- **Task details**
Look through the lines below and extract each one that contains "color".

——————————

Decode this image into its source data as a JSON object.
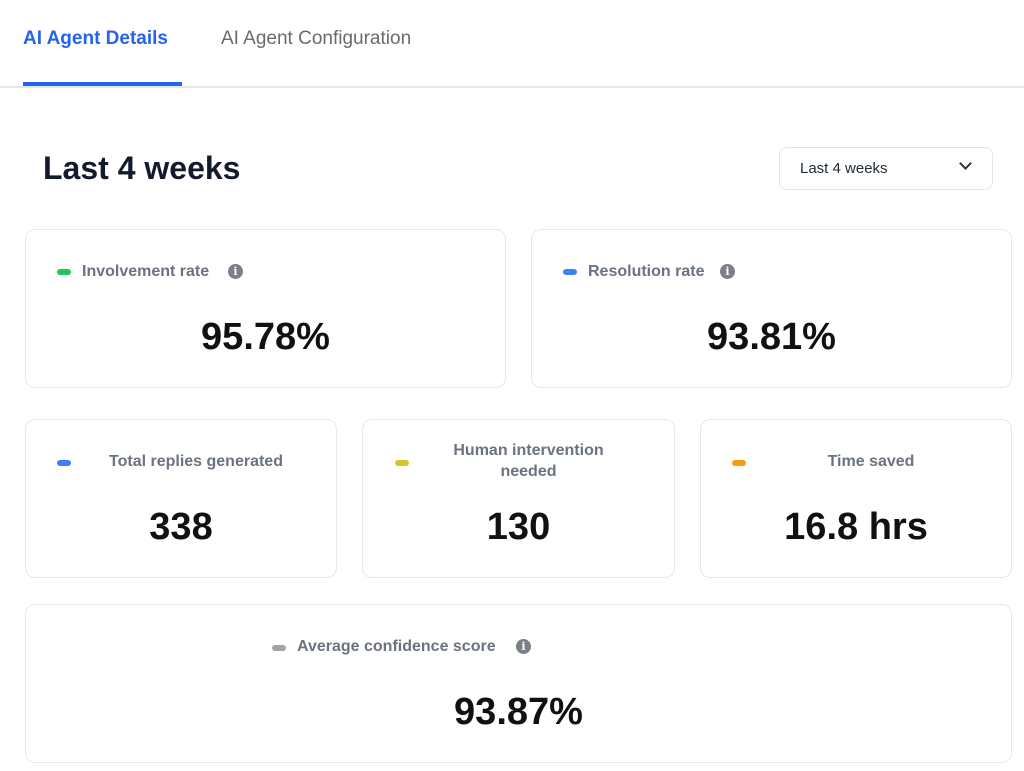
{
  "tabs": [
    {
      "label": "AI Agent Details",
      "active": true
    },
    {
      "label": "AI Agent Configuration",
      "active": false
    }
  ],
  "heading": "Last 4 weeks",
  "period_select": {
    "value": "Last 4 weeks"
  },
  "metrics": [
    {
      "label": "Involvement rate",
      "value": "95.78%",
      "color": "#22c55e",
      "info": true
    },
    {
      "label": "Resolution rate",
      "value": "93.81%",
      "color": "#3b82f6",
      "info": true
    },
    {
      "label": "Total replies generated",
      "value": "338",
      "color": "#3b82f6"
    },
    {
      "label": "Human intervention needed",
      "value": "130",
      "color": "#d4c62a"
    },
    {
      "label": "Time saved",
      "value": "16.8 hrs",
      "color": "#f59e0b"
    },
    {
      "label": "Average confidence score",
      "value": "93.87%",
      "color": "#a3a3a3",
      "info": true
    }
  ]
}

——————————

- **Task result**
      "color": "#22c55e",
      "color": "#3b82f6",
      "color": "#3b82f6"
      "color": "#d4c62a"
      "color": "#f59e0b"
      "color": "#a3a3a3",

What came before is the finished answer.